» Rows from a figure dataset
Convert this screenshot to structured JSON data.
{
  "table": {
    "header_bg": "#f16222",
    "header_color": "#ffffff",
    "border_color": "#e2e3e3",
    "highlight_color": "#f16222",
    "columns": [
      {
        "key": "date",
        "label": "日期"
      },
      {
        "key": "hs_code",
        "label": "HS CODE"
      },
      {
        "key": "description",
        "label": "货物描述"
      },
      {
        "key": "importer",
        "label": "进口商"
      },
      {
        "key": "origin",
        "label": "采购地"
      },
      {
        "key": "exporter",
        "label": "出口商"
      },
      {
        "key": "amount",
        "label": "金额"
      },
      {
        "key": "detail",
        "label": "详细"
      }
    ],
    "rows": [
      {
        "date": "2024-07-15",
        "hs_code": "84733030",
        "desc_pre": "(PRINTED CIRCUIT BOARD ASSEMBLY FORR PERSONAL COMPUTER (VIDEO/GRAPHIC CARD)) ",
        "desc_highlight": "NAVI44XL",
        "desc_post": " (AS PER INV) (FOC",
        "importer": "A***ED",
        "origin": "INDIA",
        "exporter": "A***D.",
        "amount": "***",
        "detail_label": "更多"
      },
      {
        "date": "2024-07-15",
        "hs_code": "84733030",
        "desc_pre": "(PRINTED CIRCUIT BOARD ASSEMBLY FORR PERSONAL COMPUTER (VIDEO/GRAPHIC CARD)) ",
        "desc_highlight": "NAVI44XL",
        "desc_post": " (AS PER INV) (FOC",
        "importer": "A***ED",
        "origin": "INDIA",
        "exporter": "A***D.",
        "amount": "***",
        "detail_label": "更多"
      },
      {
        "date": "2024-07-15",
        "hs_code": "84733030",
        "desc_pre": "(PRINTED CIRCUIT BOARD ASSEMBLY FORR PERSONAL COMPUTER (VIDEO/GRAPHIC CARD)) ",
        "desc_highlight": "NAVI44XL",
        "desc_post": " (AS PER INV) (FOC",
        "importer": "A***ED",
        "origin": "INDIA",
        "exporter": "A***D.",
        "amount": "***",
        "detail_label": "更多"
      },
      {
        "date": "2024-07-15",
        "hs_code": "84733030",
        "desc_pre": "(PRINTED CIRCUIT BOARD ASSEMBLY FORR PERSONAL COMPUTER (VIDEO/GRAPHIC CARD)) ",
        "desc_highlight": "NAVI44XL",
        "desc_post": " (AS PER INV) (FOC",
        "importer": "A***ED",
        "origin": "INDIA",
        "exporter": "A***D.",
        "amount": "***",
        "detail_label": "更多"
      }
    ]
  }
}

---

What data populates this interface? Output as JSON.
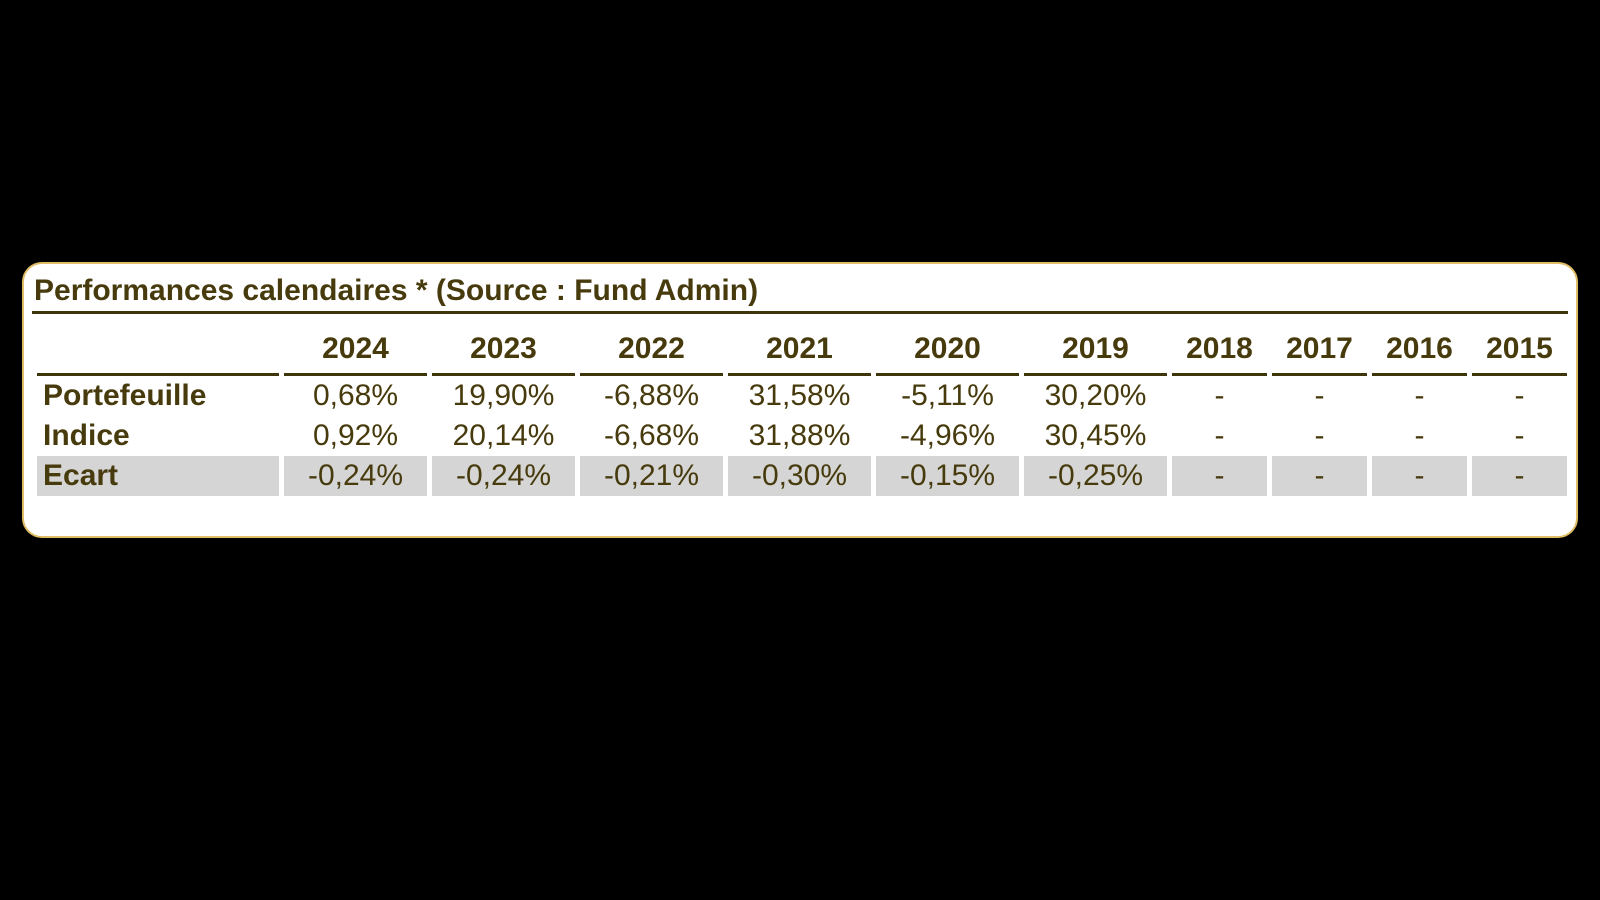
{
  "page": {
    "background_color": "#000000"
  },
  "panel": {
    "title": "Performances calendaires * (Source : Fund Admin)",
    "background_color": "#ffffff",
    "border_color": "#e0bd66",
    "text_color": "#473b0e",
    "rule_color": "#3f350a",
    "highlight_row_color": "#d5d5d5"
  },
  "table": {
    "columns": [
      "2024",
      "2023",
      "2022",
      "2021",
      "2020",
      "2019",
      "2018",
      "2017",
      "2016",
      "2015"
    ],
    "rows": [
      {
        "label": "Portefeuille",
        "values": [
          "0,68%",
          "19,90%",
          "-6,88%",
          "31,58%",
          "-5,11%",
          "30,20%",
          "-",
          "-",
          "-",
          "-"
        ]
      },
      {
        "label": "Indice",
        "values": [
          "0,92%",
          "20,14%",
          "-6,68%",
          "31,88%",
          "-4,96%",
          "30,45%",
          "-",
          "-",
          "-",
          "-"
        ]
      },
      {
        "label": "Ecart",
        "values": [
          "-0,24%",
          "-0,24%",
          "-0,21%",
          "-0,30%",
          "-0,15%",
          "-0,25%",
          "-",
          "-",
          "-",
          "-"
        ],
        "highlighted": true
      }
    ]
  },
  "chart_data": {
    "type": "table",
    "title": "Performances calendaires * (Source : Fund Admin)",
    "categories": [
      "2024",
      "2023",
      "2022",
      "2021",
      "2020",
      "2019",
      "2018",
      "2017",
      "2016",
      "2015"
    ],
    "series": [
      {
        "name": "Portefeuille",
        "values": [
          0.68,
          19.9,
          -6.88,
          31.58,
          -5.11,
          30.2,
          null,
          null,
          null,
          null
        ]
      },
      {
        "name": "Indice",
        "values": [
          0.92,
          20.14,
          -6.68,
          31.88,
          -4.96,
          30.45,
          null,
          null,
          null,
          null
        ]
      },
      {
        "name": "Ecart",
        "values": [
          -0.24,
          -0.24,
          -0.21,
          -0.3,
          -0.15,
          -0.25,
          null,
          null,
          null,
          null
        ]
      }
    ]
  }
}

» Goal
In the records above, locate each line with the word "name". Copy all such lines.

» Task answer
        "name": "Portefeuille",
        "name": "Indice",
        "name": "Ecart",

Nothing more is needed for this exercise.